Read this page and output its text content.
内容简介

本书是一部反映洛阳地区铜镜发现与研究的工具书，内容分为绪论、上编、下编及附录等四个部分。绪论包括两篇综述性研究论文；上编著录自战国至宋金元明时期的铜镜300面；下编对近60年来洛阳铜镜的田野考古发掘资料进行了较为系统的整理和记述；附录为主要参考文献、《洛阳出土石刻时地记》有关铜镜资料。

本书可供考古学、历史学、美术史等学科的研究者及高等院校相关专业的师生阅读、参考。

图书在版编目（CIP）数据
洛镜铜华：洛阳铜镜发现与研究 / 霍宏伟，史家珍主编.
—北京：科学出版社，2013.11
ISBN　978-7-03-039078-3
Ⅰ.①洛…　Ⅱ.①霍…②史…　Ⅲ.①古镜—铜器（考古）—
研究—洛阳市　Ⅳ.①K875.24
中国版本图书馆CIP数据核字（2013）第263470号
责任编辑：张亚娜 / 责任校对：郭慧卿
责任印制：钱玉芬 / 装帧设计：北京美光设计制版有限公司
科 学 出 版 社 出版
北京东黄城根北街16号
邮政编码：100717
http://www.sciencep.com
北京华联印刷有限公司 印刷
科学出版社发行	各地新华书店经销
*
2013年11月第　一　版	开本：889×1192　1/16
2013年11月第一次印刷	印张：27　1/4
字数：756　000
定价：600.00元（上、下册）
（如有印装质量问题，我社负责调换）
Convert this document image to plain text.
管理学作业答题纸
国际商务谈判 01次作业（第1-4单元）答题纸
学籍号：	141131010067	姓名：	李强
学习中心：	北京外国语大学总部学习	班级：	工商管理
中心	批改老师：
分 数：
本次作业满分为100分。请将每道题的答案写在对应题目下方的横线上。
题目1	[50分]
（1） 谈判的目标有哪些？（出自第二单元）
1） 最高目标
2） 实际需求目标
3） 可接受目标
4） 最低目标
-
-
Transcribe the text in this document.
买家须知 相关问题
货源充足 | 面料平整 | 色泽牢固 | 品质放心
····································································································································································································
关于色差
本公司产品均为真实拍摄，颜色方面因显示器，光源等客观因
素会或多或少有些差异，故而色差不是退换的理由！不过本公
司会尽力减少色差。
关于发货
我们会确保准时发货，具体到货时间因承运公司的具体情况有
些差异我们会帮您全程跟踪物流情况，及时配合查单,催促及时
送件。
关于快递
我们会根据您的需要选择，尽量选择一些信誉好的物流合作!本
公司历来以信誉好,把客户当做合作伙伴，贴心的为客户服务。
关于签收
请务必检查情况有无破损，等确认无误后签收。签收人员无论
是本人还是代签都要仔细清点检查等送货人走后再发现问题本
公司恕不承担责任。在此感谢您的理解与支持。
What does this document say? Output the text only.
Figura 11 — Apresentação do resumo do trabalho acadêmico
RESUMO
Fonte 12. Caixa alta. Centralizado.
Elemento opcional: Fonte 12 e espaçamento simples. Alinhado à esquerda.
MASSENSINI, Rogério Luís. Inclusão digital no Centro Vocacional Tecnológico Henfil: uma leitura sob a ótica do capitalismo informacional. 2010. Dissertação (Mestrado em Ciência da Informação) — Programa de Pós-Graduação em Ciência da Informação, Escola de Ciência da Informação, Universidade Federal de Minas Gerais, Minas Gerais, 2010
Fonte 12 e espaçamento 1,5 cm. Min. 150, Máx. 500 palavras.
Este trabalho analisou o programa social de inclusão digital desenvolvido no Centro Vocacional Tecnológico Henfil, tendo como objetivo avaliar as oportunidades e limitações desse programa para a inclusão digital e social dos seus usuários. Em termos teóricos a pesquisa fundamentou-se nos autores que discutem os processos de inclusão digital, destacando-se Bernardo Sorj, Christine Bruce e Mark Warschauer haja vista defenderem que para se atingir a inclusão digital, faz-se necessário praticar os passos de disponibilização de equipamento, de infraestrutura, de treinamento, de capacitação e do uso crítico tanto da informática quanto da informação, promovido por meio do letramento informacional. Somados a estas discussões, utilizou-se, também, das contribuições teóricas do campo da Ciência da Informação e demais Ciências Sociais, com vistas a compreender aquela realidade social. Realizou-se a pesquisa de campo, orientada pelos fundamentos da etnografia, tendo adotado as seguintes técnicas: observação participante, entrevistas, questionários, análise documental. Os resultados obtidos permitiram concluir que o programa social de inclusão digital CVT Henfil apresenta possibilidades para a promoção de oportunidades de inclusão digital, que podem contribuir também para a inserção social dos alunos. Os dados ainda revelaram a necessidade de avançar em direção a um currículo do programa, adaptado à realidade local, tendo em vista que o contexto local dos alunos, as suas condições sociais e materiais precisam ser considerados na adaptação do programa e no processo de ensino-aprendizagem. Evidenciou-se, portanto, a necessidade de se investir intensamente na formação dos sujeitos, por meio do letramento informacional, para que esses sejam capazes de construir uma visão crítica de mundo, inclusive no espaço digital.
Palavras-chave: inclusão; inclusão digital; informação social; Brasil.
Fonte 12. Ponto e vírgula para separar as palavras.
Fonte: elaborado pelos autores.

────────────────────────────────────────

Which lines hold the string "this"? Copy all of them from the data above.

Read this page and output its text content.
Convert this document image to plain text.
Transcribe the text in this document.
What does this document say? Output the text only.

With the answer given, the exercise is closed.